begin

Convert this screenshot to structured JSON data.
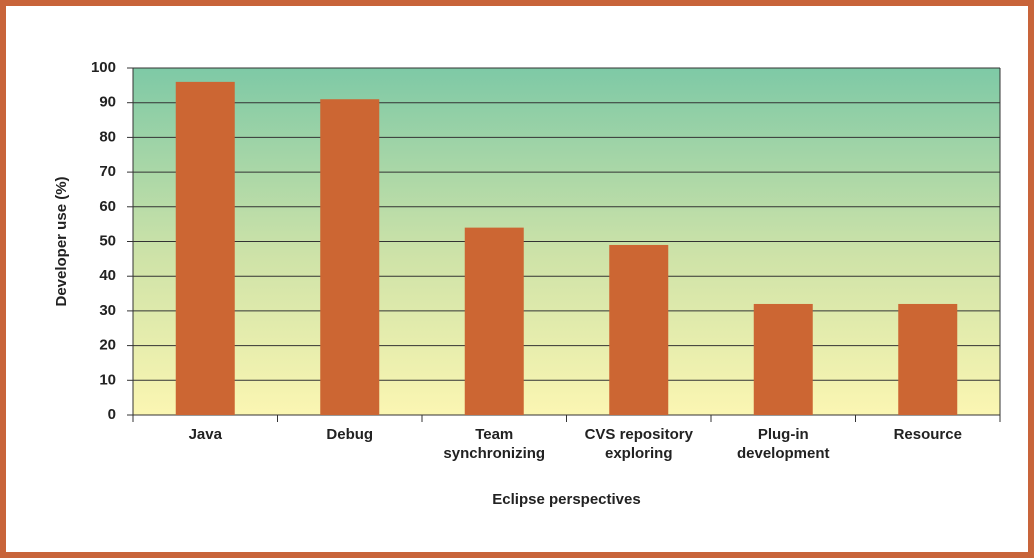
{
  "chart_data": {
    "type": "bar",
    "categories": [
      "Java",
      "Debug",
      "Team\nsynchronizing",
      "CVS repository\nexploring",
      "Plug-in\ndevelopment",
      "Resource"
    ],
    "values": [
      96,
      91,
      54,
      49,
      32,
      32
    ],
    "color": "#cc6633",
    "xlabel": "Eclipse perspectives",
    "ylabel": "Developer use (%)",
    "ylim": [
      0,
      100
    ],
    "yticks": [
      0,
      10,
      20,
      30,
      40,
      50,
      60,
      70,
      80,
      90,
      100
    ],
    "grid": true
  }
}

end

Problem to solve: Leave the pictures out and write out every entry exactly as given.

Expected answer:
Convert this screenshot to structured JSON data.
{
  "chart_data": {
    "type": "bar",
    "categories": [
      "Java",
      "Debug",
      "Team\nsynchronizing",
      "CVS repository\nexploring",
      "Plug-in\ndevelopment",
      "Resource"
    ],
    "values": [
      96,
      91,
      54,
      49,
      32,
      32
    ],
    "color": "#cc6633",
    "xlabel": "Eclipse perspectives",
    "ylabel": "Developer use (%)",
    "ylim": [
      0,
      100
    ],
    "yticks": [
      0,
      10,
      20,
      30,
      40,
      50,
      60,
      70,
      80,
      90,
      100
    ],
    "grid": true
  }
}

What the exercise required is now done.